### DIRECTIVE
Exactly retype the lines below from the one containing "Convert this chart to structured JSON data." through the end of the listing. Leave pictures out.

## start RECORDS SHOWN

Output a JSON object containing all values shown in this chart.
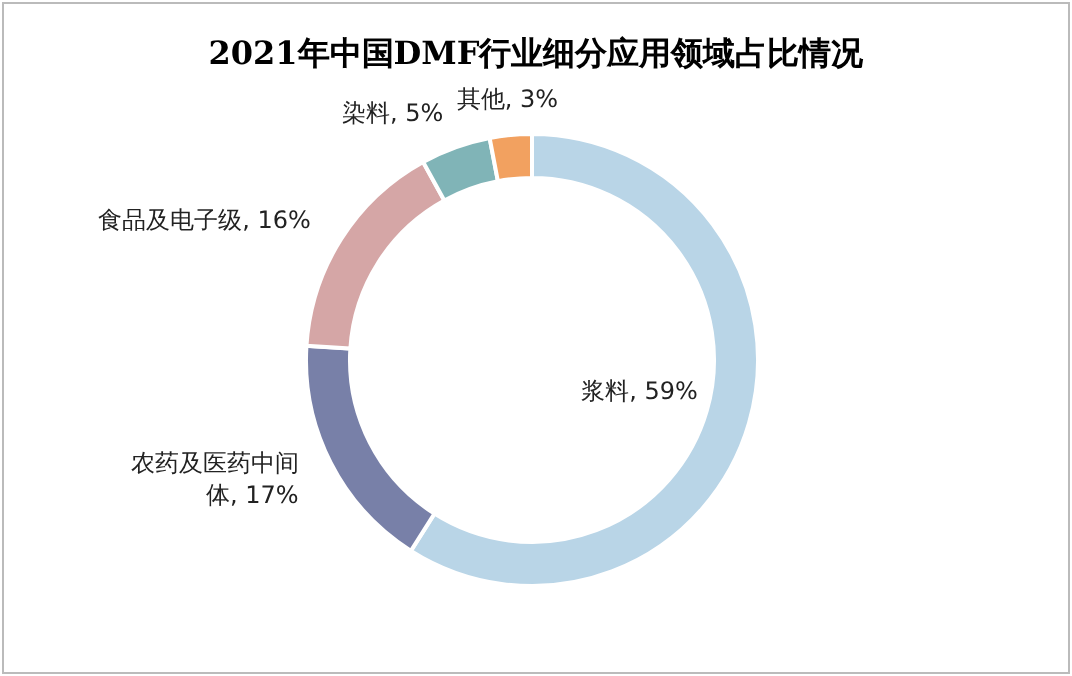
{
  "chart_data": {
    "type": "donut",
    "title": "2021年中国DMF行业细分应用领域占比情况",
    "categories": [
      "浆料",
      "农药及医药中间体",
      "食品及电子级",
      "染料",
      "其他"
    ],
    "values": [
      59,
      17,
      16,
      5,
      3
    ],
    "value_labels": [
      "59%",
      "17%",
      "16%",
      "5%",
      "3%"
    ],
    "colors": [
      "#b9d5e7",
      "#7880a8",
      "#d5a6a6",
      "#80b4b7",
      "#f2a160"
    ]
  }
}
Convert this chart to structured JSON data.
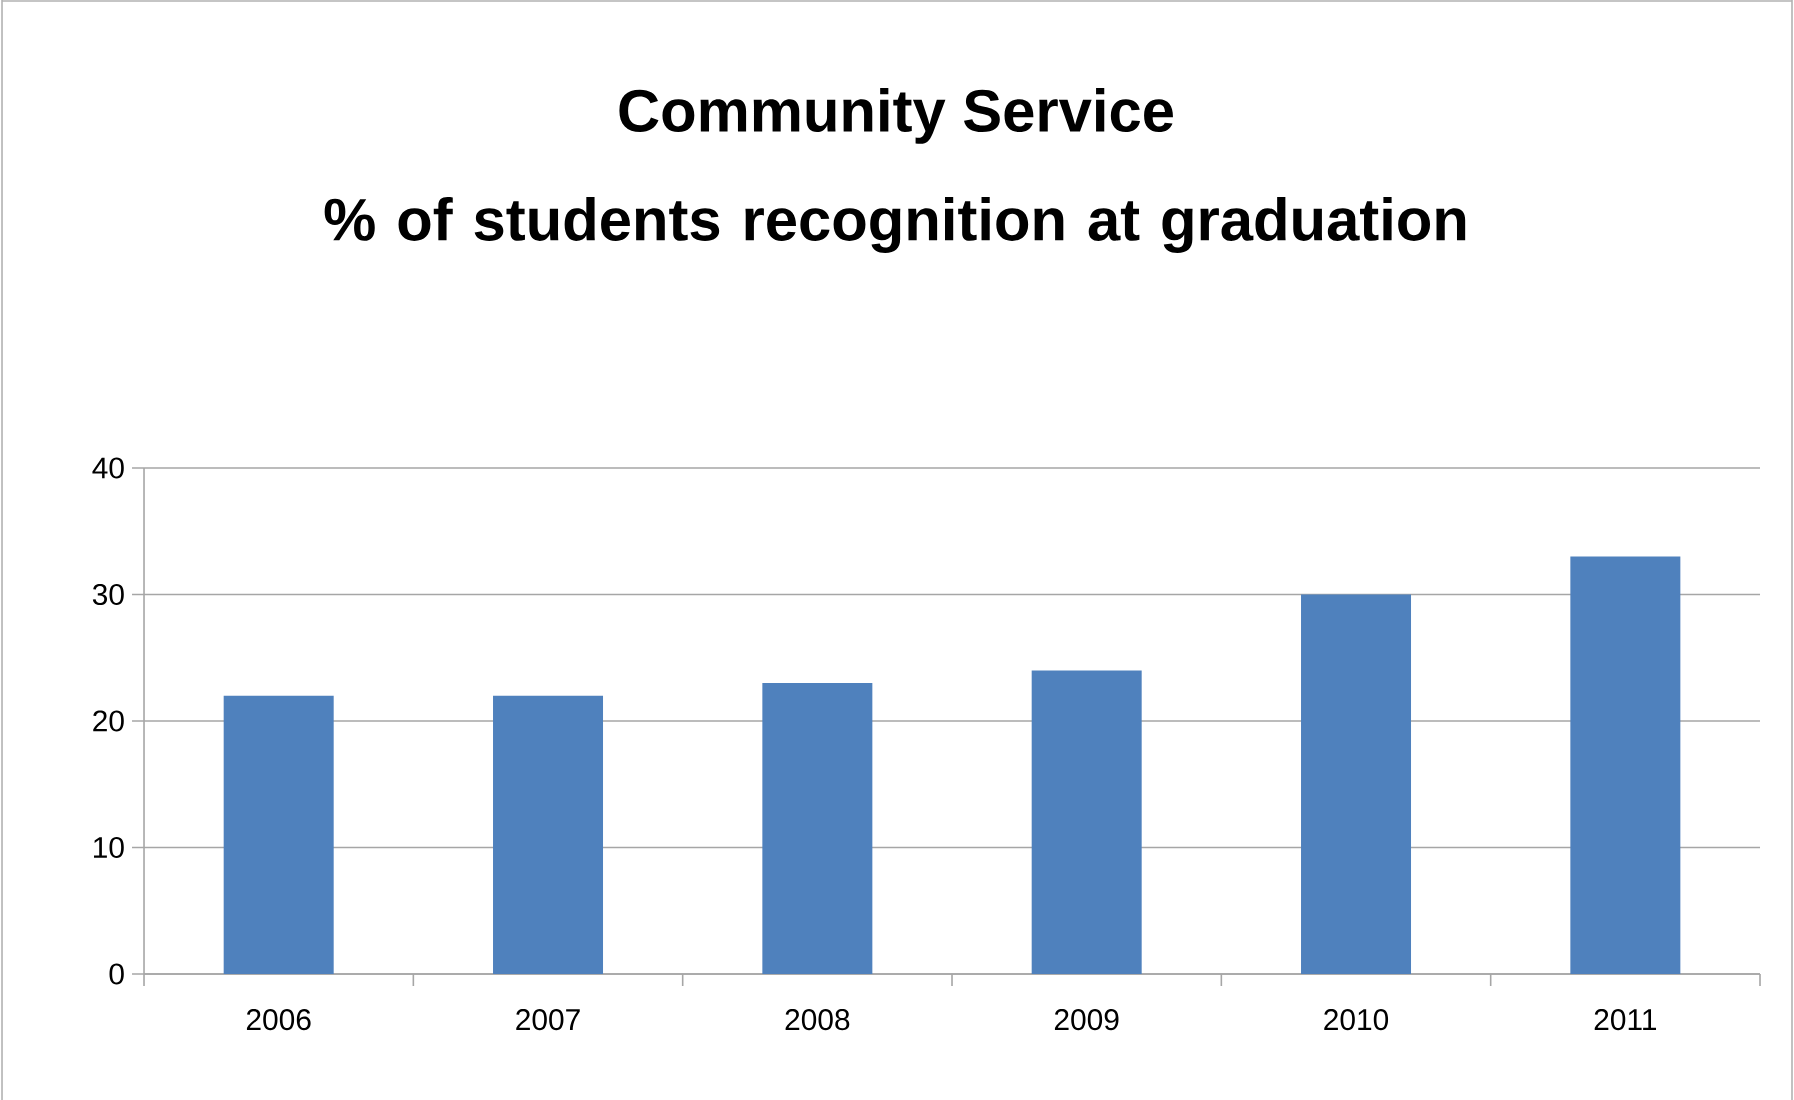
{
  "chart_data": {
    "type": "bar",
    "title": "Community Service",
    "subtitle": "% of students recognition at graduation",
    "categories": [
      "2006",
      "2007",
      "2008",
      "2009",
      "2010",
      "2011"
    ],
    "values": [
      22,
      22,
      23,
      24,
      30,
      33
    ],
    "color": "#4f81bd",
    "ylim": [
      0,
      40
    ],
    "yticks": [
      0,
      10,
      20,
      30,
      40
    ],
    "grid": "y"
  }
}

## end RECORDS SHOWN

### CORRECT OUTPUT
Convert this chart to structured JSON data.
{
  "chart_data": {
    "type": "bar",
    "title": "Community Service",
    "subtitle": "% of students recognition at graduation",
    "categories": [
      "2006",
      "2007",
      "2008",
      "2009",
      "2010",
      "2011"
    ],
    "values": [
      22,
      22,
      23,
      24,
      30,
      33
    ],
    "color": "#4f81bd",
    "ylim": [
      0,
      40
    ],
    "yticks": [
      0,
      10,
      20,
      30,
      40
    ],
    "grid": "y"
  }
}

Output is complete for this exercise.